(Stored data)
○ ○ ○ ○
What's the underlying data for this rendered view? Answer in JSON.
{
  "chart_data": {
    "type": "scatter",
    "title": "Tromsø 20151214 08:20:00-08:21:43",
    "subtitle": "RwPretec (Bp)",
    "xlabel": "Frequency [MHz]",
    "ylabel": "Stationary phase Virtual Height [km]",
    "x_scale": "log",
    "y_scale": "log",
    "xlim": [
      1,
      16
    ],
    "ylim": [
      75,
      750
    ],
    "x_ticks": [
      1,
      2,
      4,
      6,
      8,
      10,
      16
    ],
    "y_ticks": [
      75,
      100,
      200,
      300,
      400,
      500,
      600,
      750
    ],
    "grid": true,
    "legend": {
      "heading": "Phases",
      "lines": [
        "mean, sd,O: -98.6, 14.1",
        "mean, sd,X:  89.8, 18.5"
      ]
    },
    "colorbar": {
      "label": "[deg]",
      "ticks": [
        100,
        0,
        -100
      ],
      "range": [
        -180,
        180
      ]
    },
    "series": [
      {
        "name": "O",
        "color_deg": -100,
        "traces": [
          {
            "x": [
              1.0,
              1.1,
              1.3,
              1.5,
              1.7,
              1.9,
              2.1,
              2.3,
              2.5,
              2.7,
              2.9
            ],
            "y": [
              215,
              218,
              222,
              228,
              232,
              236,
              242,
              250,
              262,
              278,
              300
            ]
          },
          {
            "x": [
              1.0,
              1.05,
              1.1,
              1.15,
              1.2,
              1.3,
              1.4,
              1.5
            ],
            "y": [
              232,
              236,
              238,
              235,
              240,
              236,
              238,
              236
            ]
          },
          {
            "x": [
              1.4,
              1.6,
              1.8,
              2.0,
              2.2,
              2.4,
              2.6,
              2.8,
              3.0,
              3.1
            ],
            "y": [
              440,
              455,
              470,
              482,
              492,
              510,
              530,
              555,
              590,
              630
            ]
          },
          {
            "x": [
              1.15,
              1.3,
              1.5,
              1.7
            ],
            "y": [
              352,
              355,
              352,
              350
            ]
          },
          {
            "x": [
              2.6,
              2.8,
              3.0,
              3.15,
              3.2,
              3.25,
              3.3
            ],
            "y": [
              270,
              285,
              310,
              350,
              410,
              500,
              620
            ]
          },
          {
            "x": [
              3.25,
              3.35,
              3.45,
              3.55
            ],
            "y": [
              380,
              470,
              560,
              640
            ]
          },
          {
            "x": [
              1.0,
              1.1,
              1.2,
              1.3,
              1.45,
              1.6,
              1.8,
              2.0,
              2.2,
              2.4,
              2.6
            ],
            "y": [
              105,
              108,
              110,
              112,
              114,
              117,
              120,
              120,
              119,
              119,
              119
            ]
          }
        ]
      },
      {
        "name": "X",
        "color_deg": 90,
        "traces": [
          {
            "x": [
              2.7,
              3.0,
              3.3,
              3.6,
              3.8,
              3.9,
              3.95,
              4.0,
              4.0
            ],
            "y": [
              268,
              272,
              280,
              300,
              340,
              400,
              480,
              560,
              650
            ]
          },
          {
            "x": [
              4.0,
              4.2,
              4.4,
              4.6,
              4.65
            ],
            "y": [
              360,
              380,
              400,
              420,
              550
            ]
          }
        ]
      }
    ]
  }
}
○ ○ ○ ○
INSTRUCTION >> Every entry above needs to be quoted exactly.

REPLY >>
What's the underlying data for this rendered view? Answer in JSON.
{
  "chart_data": {
    "type": "scatter",
    "title": "Tromsø 20151214 08:20:00-08:21:43",
    "subtitle": "RwPretec (Bp)",
    "xlabel": "Frequency [MHz]",
    "ylabel": "Stationary phase Virtual Height [km]",
    "x_scale": "log",
    "y_scale": "log",
    "xlim": [
      1,
      16
    ],
    "ylim": [
      75,
      750
    ],
    "x_ticks": [
      1,
      2,
      4,
      6,
      8,
      10,
      16
    ],
    "y_ticks": [
      75,
      100,
      200,
      300,
      400,
      500,
      600,
      750
    ],
    "grid": true,
    "legend": {
      "heading": "Phases",
      "lines": [
        "mean, sd,O: -98.6, 14.1",
        "mean, sd,X:  89.8, 18.5"
      ]
    },
    "colorbar": {
      "label": "[deg]",
      "ticks": [
        100,
        0,
        -100
      ],
      "range": [
        -180,
        180
      ]
    },
    "series": [
      {
        "name": "O",
        "color_deg": -100,
        "traces": [
          {
            "x": [
              1.0,
              1.1,
              1.3,
              1.5,
              1.7,
              1.9,
              2.1,
              2.3,
              2.5,
              2.7,
              2.9
            ],
            "y": [
              215,
              218,
              222,
              228,
              232,
              236,
              242,
              250,
              262,
              278,
              300
            ]
          },
          {
            "x": [
              1.0,
              1.05,
              1.1,
              1.15,
              1.2,
              1.3,
              1.4,
              1.5
            ],
            "y": [
              232,
              236,
              238,
              235,
              240,
              236,
              238,
              236
            ]
          },
          {
            "x": [
              1.4,
              1.6,
              1.8,
              2.0,
              2.2,
              2.4,
              2.6,
              2.8,
              3.0,
              3.1
            ],
            "y": [
              440,
              455,
              470,
              482,
              492,
              510,
              530,
              555,
              590,
              630
            ]
          },
          {
            "x": [
              1.15,
              1.3,
              1.5,
              1.7
            ],
            "y": [
              352,
              355,
              352,
              350
            ]
          },
          {
            "x": [
              2.6,
              2.8,
              3.0,
              3.15,
              3.2,
              3.25,
              3.3
            ],
            "y": [
              270,
              285,
              310,
              350,
              410,
              500,
              620
            ]
          },
          {
            "x": [
              3.25,
              3.35,
              3.45,
              3.55
            ],
            "y": [
              380,
              470,
              560,
              640
            ]
          },
          {
            "x": [
              1.0,
              1.1,
              1.2,
              1.3,
              1.45,
              1.6,
              1.8,
              2.0,
              2.2,
              2.4,
              2.6
            ],
            "y": [
              105,
              108,
              110,
              112,
              114,
              117,
              120,
              120,
              119,
              119,
              119
            ]
          }
        ]
      },
      {
        "name": "X",
        "color_deg": 90,
        "traces": [
          {
            "x": [
              2.7,
              3.0,
              3.3,
              3.6,
              3.8,
              3.9,
              3.95,
              4.0,
              4.0
            ],
            "y": [
              268,
              272,
              280,
              300,
              340,
              400,
              480,
              560,
              650
            ]
          },
          {
            "x": [
              4.0,
              4.2,
              4.4,
              4.6,
              4.65
            ],
            "y": [
              360,
              380,
              400,
              420,
              550
            ]
          }
        ]
      }
    ]
  }
}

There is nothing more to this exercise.